#### [Job]
From the listing below, extract each line containing the string "JSON".

(Items from a data source)
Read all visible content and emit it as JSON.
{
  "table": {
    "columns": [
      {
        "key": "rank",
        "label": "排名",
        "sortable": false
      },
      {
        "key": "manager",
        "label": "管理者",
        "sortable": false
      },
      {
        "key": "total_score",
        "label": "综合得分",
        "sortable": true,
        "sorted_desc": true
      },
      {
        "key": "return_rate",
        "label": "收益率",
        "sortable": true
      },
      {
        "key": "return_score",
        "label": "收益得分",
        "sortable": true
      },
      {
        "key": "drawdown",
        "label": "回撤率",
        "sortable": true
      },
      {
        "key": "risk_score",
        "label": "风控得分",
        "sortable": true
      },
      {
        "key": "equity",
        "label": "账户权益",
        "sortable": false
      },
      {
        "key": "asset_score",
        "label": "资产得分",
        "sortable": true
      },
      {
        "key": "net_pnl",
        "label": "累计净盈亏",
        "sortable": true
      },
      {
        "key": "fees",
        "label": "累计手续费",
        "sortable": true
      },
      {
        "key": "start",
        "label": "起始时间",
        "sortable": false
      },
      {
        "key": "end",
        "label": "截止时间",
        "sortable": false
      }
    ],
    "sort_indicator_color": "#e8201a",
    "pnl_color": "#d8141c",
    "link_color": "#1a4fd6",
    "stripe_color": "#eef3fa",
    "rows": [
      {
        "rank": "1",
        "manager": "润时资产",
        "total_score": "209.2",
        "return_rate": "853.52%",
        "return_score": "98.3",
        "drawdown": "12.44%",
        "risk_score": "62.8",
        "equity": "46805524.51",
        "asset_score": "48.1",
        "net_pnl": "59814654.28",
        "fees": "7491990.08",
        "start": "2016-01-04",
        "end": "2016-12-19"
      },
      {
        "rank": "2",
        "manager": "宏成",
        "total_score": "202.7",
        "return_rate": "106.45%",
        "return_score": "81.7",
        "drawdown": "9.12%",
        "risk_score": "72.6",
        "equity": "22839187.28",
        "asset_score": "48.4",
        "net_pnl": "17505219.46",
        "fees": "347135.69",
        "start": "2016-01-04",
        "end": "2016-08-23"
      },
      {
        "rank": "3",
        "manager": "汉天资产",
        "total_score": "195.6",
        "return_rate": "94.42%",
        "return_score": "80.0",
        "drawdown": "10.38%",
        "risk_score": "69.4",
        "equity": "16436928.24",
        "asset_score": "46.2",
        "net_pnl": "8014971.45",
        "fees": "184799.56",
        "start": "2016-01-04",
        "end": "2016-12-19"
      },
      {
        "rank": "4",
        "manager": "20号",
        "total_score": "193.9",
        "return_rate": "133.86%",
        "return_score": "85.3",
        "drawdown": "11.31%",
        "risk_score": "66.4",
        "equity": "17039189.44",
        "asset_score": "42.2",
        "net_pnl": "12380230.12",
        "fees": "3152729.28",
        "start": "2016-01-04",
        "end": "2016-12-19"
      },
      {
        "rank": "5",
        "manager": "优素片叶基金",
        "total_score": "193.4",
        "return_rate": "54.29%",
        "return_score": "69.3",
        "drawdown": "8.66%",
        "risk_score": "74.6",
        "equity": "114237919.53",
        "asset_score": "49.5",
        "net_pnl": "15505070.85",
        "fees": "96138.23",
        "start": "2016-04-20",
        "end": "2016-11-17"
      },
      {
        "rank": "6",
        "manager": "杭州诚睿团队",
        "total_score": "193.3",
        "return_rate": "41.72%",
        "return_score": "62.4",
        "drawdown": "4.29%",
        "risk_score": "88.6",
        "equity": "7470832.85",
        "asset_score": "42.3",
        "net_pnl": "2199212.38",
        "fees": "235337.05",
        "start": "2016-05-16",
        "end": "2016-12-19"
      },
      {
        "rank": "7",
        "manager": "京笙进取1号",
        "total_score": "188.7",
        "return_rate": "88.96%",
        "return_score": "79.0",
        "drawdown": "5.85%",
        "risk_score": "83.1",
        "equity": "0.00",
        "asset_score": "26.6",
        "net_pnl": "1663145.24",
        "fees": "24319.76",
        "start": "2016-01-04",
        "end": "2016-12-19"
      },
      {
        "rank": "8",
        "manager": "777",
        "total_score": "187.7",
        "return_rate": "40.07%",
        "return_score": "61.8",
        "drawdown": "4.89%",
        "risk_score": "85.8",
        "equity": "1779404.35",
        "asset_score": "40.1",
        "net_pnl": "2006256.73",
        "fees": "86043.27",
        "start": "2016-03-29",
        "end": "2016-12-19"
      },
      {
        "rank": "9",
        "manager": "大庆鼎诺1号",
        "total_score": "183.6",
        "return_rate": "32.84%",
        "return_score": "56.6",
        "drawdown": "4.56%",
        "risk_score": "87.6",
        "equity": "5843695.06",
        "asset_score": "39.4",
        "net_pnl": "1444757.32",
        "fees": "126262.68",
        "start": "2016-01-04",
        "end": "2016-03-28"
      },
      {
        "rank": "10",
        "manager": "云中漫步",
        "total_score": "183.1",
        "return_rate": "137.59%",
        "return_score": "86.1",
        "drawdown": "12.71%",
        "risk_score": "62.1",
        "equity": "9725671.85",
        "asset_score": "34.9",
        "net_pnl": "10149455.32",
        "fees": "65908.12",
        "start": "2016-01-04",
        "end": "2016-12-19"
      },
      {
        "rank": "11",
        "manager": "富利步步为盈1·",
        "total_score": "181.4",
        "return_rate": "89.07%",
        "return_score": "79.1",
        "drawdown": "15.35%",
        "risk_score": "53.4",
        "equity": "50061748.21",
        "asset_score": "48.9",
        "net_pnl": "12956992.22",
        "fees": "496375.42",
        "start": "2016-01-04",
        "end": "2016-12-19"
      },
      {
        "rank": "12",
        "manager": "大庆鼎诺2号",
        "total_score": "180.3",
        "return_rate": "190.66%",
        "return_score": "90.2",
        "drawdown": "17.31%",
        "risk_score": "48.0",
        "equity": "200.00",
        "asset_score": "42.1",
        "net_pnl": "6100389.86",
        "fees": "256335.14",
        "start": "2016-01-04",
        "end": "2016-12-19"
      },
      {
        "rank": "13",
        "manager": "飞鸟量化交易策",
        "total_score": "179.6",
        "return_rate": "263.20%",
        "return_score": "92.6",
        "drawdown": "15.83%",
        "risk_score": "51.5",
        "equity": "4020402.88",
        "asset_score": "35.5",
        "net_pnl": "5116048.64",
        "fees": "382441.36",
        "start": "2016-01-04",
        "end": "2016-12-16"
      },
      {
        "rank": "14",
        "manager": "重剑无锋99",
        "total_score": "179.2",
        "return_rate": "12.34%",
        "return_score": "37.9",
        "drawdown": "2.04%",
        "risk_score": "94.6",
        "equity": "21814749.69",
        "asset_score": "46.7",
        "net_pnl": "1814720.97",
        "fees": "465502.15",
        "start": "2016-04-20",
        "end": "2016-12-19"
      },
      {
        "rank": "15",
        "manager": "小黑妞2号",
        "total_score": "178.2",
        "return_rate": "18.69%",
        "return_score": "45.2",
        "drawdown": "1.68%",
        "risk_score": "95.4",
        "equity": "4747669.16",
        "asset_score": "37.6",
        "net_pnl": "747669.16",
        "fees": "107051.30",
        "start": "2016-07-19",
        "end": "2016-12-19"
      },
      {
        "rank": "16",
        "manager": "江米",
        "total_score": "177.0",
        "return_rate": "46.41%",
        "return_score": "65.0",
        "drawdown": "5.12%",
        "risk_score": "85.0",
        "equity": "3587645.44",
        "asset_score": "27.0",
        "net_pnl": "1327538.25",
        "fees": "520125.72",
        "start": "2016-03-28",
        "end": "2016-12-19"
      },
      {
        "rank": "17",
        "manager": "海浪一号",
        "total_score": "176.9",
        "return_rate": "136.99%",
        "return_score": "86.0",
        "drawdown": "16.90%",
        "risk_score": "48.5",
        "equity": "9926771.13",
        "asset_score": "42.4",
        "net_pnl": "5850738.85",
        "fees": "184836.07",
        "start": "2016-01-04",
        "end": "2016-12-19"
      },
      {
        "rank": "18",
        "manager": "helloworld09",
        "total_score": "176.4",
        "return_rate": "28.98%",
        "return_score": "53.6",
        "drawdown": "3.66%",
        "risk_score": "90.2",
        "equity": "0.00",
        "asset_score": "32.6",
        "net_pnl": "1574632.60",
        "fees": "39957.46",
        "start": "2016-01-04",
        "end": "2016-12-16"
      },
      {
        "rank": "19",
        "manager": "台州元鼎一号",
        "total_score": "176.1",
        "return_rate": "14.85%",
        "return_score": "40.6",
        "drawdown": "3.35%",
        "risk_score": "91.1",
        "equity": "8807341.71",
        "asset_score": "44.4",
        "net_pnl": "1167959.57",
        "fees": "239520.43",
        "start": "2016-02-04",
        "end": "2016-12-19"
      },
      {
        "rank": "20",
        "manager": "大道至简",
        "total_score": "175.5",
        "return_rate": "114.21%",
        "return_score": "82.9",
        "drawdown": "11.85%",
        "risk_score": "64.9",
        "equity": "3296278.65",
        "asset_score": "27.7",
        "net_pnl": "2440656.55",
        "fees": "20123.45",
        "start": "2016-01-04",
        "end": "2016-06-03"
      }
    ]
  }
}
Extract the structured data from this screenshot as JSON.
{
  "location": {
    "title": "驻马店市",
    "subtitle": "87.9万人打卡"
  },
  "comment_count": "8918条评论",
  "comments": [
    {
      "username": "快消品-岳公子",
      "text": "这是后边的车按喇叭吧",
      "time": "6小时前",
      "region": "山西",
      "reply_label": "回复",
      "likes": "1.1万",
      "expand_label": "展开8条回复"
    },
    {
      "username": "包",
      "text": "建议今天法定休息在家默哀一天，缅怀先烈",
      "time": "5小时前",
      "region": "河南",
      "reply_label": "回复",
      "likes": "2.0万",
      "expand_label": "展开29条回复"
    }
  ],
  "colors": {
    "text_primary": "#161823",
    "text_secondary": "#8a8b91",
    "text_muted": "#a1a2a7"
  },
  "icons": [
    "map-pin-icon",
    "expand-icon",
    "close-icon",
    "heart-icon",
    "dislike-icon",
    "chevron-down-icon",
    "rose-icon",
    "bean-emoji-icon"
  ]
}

#### [Exercise response]
Read all visible content and emit it as JSON.
Extract the structured data from this screenshot as JSON.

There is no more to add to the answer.